▶ **Task**: In the listing below, locate the lines bearing the word "this". Copy every one of them.

▶ **Entries provided**:
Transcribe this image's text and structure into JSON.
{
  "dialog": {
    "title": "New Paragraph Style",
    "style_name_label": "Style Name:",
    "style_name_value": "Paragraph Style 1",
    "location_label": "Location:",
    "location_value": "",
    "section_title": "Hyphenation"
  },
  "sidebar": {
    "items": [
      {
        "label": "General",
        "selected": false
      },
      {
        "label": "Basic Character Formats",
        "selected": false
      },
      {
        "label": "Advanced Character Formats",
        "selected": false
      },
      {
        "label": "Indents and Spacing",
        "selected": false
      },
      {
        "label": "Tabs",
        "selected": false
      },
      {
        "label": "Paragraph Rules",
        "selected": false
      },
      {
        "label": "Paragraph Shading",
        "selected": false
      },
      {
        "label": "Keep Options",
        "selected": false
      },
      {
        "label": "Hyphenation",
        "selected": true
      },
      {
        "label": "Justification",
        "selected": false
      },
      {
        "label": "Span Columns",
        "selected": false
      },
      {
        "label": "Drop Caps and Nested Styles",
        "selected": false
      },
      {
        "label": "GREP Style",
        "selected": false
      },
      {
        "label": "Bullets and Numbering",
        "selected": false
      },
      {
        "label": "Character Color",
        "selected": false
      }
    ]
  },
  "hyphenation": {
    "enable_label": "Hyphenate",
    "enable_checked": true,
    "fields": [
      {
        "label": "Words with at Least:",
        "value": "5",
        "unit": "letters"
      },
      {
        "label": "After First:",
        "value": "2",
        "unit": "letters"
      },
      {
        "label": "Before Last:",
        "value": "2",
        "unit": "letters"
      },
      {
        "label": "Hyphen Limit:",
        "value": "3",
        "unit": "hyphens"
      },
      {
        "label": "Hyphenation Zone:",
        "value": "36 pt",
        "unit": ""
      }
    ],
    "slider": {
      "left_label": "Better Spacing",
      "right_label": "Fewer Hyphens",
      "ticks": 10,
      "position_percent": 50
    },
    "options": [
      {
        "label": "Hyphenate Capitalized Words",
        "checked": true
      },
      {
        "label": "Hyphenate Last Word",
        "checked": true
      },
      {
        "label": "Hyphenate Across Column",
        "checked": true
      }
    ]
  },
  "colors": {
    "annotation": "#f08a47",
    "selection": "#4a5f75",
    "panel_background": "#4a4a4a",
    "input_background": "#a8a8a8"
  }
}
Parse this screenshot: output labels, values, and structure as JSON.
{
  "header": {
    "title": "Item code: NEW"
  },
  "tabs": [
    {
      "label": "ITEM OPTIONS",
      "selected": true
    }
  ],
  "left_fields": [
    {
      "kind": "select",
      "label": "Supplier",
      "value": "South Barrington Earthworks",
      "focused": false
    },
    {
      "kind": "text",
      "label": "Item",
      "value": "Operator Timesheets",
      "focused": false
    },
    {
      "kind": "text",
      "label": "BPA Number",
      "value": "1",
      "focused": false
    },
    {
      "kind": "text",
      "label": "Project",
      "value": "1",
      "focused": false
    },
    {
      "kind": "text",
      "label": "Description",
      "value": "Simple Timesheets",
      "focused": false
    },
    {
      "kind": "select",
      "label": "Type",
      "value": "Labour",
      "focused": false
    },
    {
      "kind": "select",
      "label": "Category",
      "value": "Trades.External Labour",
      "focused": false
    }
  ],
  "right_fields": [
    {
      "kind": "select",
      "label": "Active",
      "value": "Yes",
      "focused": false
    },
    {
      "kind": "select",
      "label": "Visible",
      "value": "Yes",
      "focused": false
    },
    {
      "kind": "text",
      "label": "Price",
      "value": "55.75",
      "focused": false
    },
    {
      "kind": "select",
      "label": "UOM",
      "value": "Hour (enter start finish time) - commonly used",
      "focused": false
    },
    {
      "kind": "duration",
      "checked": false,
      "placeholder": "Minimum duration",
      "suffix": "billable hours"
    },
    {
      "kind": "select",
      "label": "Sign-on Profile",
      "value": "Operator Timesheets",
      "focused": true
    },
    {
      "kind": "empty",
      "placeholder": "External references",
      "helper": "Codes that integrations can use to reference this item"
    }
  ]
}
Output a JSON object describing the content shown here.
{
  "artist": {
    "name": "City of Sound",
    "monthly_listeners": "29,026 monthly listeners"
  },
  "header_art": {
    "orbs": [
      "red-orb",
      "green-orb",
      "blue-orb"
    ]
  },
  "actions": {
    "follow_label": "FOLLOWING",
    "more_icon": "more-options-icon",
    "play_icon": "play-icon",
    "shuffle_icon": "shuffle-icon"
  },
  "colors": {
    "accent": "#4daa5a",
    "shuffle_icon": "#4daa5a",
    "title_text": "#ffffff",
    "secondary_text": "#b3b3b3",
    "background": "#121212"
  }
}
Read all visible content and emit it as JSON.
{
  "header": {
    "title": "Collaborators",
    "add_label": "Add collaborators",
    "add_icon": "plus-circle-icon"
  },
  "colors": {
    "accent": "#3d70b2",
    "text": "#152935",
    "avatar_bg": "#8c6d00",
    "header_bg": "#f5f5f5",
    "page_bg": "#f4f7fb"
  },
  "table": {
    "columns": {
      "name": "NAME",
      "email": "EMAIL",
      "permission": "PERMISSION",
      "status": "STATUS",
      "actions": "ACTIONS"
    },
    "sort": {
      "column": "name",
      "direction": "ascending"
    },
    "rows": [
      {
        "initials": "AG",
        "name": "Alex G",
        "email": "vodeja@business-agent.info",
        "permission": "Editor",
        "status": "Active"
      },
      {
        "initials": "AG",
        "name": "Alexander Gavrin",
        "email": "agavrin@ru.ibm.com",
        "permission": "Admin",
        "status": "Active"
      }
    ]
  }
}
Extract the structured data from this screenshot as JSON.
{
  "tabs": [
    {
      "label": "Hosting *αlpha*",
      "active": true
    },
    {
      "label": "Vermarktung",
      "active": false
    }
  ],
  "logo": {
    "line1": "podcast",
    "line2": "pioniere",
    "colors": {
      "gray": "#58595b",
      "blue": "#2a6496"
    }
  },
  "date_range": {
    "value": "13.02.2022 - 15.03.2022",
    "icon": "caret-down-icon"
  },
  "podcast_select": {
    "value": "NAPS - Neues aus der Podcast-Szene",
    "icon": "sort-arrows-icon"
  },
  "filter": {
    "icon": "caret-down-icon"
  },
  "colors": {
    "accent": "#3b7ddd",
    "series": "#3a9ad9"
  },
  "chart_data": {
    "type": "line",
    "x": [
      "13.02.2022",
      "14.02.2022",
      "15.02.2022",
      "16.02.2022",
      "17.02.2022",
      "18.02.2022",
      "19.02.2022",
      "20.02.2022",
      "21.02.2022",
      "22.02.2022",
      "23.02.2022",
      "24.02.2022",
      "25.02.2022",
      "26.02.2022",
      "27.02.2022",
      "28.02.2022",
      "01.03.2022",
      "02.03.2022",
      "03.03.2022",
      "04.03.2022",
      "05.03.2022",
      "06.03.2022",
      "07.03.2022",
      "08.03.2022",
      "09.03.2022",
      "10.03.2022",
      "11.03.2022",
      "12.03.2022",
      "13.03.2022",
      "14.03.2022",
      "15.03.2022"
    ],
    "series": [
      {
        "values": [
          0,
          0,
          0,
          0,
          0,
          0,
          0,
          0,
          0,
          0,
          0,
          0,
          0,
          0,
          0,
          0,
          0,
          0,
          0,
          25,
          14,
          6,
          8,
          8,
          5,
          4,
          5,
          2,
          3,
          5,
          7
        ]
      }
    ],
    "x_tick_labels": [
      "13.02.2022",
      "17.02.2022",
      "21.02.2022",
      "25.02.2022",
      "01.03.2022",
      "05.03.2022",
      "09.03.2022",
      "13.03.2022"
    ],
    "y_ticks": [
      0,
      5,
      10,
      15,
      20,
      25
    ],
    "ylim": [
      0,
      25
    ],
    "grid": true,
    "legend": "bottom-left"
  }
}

▶ **Exercise response**:
Transcribe this image's text and structure into JSON.
Parse this screenshot: output labels, values, and structure as JSON.
      "helper": "Codes that integrations can use to reference this item"
Extract the structured data from this screenshot as JSON.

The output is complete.